---- DATA FOR THIS EXERCISE
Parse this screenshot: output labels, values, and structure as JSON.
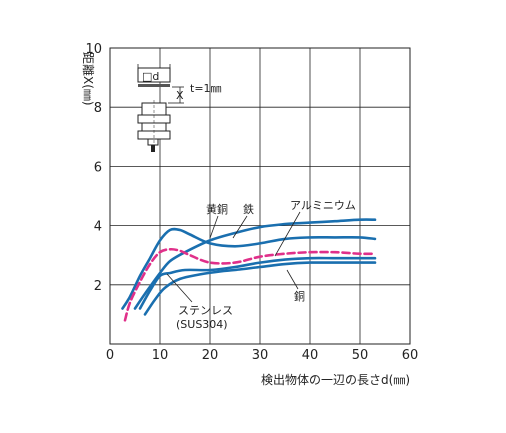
{
  "chart_data": {
    "type": "line",
    "xlabel": "検出物体の一辺の長さd(㎜)",
    "ylabel": "距離X(㎜)",
    "xlim": [
      0,
      60
    ],
    "ylim": [
      0,
      10
    ],
    "x_ticks": [
      "0",
      "10",
      "20",
      "30",
      "40",
      "50",
      "60"
    ],
    "y_ticks": [
      "2",
      "4",
      "6",
      "8",
      "10"
    ],
    "grid": true,
    "inset": {
      "d_label": "□d",
      "x_label": "X",
      "t_label": "t=1㎜"
    },
    "colors": {
      "blue": "#1a6faf",
      "magenta": "#e0308a"
    },
    "series": [
      {
        "name": "黄銅",
        "color": "#1a6faf",
        "dashed": false,
        "x": [
          2.5,
          4,
          6,
          8,
          10,
          12,
          14,
          16,
          20,
          25,
          30,
          35,
          40,
          45,
          50,
          53
        ],
        "y": [
          1.2,
          1.6,
          2.3,
          2.9,
          3.5,
          3.85,
          3.85,
          3.7,
          3.4,
          3.3,
          3.4,
          3.55,
          3.6,
          3.6,
          3.6,
          3.55
        ]
      },
      {
        "name": "鉄",
        "color": "#1a6faf",
        "dashed": false,
        "x": [
          5,
          7,
          10,
          12,
          15,
          20,
          25,
          30,
          35,
          40,
          45,
          50,
          53
        ],
        "y": [
          1.2,
          1.7,
          2.4,
          2.8,
          3.1,
          3.5,
          3.75,
          3.95,
          4.05,
          4.1,
          4.15,
          4.2,
          4.2
        ]
      },
      {
        "name": "アルミニウム",
        "color": "#e0308a",
        "dashed": true,
        "x": [
          3,
          4,
          6,
          8,
          10,
          12,
          14,
          16,
          20,
          25,
          30,
          35,
          40,
          45,
          50,
          53
        ],
        "y": [
          0.8,
          1.4,
          2.1,
          2.7,
          3.1,
          3.2,
          3.15,
          3.0,
          2.75,
          2.75,
          2.95,
          3.05,
          3.1,
          3.1,
          3.05,
          3.05
        ]
      },
      {
        "name": "銅",
        "color": "#1a6faf",
        "dashed": false,
        "x": [
          6,
          8,
          10,
          12,
          15,
          20,
          25,
          30,
          35,
          40,
          45,
          50,
          53
        ],
        "y": [
          1.2,
          1.8,
          2.3,
          2.4,
          2.5,
          2.5,
          2.6,
          2.75,
          2.85,
          2.9,
          2.9,
          2.9,
          2.9
        ]
      },
      {
        "name": "ステンレス(SUS304)",
        "color": "#1a6faf",
        "dashed": false,
        "x": [
          7,
          9,
          11,
          14,
          18,
          22,
          25,
          30,
          35,
          40,
          45,
          50,
          53
        ],
        "y": [
          1.0,
          1.5,
          1.9,
          2.2,
          2.35,
          2.45,
          2.5,
          2.6,
          2.7,
          2.75,
          2.75,
          2.75,
          2.75
        ]
      }
    ],
    "annotations": [
      {
        "text": "黄銅"
      },
      {
        "text": "鉄"
      },
      {
        "text": "アルミニウム"
      },
      {
        "text": "銅"
      },
      {
        "text": "ステンレス"
      },
      {
        "text": "(SUS304)"
      }
    ]
  }
}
--------
— WHAT NEEDS TO BE DONE —
Filter the records down to the lines that contain the string "text", and copy those lines.

— ANSWER FOR THE TASK —
        "text": "黄銅"
        "text": "鉄"
        "text": "アルミニウム"
        "text": "銅"
        "text": "ステンレス"
        "text": "(SUS304)"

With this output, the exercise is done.